▸ **APPLY WHAT YOU READ**:
1. Answer these questions from the passage on metabolic syndrome and inflammation.
(a) How does the passage describe the current state of understanding of the underlying pathophysiology?
(b) Which two pro-inflammatory cytokines does it name?
(c) What does it identify as an important source of the inflammatory response?
2. In the passage on metabolic syndrome and inflammation, reproduce word for word the part that opens with the words containing "The underlying pathophysiology" and closes with "pro-inflammatory cytokines .".

▸ **TEXT SECTION**:
=== Section Start ===

The underlying pathophysiology remains unclear and is widely debated. There is, however, compelling evidence that MetS is associated with chronic low-grade inflammation, typically demonstrated by increased levels of C-reactive protein (CRP) and pro-inflammatory cytokines like interleukin-6 (IL-6) and tumor necrosis factor alpha (TNFα) compared to subjects without MetS [5, 6]. Abdominal adipose tissue seems to be an important source of this inflammatory response, and the size and composition of this compartment have been shown to correlate well with the amount of circulating pro-inflammatory cytokines .

=== Section End ===

(Page segmentation data)
=== Section Start ===

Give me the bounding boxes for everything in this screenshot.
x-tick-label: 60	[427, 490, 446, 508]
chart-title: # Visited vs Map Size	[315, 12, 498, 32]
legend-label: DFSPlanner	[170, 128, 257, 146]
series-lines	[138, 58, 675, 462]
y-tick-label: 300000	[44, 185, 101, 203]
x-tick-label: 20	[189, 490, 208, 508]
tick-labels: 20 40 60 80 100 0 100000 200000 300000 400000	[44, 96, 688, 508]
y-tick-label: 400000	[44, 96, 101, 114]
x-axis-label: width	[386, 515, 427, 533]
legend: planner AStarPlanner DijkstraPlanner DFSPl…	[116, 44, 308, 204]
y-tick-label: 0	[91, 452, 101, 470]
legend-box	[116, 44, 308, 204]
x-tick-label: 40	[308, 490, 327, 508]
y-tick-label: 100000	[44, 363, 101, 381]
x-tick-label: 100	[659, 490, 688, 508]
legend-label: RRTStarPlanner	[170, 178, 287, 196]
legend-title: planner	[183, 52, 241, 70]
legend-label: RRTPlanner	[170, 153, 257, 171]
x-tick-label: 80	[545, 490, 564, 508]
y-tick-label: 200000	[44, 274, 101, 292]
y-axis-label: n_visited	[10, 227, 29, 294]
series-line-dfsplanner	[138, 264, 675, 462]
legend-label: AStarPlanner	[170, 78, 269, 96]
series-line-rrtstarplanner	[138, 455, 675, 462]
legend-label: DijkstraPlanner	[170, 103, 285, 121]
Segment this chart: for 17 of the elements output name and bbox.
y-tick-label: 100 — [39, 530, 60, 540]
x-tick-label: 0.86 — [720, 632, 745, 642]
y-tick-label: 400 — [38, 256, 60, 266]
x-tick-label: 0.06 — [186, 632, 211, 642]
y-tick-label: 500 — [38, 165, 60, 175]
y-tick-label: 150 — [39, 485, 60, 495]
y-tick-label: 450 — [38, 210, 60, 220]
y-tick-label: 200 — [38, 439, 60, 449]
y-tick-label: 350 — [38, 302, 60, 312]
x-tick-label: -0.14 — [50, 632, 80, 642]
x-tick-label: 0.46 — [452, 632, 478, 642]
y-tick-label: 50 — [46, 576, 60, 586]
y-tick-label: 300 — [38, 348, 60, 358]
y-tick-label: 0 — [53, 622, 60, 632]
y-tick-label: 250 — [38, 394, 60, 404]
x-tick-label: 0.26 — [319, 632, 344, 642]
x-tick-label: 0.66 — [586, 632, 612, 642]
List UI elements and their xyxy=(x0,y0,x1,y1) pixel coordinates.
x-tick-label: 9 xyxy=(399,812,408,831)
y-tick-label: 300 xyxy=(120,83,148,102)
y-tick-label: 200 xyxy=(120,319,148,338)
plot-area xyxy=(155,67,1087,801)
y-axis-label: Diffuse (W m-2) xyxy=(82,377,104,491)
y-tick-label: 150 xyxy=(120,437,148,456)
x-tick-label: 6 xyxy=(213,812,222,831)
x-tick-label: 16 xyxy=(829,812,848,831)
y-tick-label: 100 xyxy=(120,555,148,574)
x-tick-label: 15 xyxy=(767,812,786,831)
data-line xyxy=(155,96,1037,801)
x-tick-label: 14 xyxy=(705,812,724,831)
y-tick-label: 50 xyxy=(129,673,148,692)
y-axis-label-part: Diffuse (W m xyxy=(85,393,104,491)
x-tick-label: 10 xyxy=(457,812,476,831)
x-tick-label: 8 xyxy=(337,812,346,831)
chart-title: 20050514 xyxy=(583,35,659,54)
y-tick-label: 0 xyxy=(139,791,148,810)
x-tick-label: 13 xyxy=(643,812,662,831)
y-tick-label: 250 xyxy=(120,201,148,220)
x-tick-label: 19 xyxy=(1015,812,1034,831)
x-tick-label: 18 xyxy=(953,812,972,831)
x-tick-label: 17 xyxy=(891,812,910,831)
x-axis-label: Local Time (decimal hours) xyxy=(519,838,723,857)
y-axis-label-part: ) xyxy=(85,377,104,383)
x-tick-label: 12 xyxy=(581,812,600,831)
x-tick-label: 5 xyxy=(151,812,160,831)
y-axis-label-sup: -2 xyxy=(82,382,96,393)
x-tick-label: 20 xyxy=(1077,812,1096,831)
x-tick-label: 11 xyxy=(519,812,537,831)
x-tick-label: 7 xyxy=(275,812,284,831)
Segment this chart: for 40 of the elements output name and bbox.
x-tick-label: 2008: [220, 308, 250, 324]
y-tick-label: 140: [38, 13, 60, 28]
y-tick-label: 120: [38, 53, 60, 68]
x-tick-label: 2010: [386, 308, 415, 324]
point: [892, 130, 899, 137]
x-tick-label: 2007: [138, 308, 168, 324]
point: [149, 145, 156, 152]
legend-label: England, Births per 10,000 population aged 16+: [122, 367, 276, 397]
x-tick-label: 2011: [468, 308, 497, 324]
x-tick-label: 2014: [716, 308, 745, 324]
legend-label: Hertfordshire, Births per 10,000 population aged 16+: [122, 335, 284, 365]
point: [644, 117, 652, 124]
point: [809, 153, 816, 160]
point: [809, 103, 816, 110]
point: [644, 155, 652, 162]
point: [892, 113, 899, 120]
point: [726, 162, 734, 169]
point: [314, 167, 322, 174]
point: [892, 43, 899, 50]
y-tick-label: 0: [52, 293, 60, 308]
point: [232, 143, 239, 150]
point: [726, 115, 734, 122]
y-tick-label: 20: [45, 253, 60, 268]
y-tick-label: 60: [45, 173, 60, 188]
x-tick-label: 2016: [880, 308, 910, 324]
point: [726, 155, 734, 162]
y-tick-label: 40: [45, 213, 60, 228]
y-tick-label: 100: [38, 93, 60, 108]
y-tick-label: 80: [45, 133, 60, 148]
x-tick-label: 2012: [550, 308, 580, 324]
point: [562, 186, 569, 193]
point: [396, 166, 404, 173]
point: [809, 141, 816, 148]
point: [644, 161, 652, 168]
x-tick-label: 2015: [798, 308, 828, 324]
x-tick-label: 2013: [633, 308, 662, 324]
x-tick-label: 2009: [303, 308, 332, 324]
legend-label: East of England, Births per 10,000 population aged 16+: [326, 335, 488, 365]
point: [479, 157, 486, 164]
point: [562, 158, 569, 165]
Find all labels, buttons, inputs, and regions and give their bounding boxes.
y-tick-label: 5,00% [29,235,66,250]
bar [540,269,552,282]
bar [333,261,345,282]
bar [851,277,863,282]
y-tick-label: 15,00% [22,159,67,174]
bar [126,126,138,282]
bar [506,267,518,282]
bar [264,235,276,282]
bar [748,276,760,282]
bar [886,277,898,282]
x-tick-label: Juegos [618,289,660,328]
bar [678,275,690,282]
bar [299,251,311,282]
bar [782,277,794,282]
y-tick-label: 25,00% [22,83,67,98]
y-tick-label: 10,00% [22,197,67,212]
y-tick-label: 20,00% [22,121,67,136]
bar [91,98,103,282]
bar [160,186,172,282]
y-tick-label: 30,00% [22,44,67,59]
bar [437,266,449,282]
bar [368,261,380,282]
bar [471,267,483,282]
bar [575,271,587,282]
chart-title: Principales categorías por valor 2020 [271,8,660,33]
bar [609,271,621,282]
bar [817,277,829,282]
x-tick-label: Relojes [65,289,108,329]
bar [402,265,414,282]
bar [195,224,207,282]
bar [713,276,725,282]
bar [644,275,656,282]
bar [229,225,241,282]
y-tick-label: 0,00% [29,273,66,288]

=== Section End ===

▸ **ANSWERS IN ORDER**:
1.
(a) It remains unclear and is widely debated.
(b) Interleukin-6 (IL-6) and tumor necrosis factor alpha (TNFα).
(c) Abdominal adipose tissue.

2.
The underlying pathophysiology remains unclear and is widely debated. There is, however, compelling evidence that MetS is associated with chronic low-grade inflammation, typically demonstrated by increased levels of C-reactive protein (CRP) and pro-inflammatory cytokines like interleukin-6 (IL-6) and tumor necrosis factor alpha (TNFα) compared to subjects without MetS [5, 6]. Abdominal adipose tissue seems to be an important source of this inflammatory response, and the size and composition of this compartment have been shown to correlate well with the amount of circulating pro-inflammatory cytokines .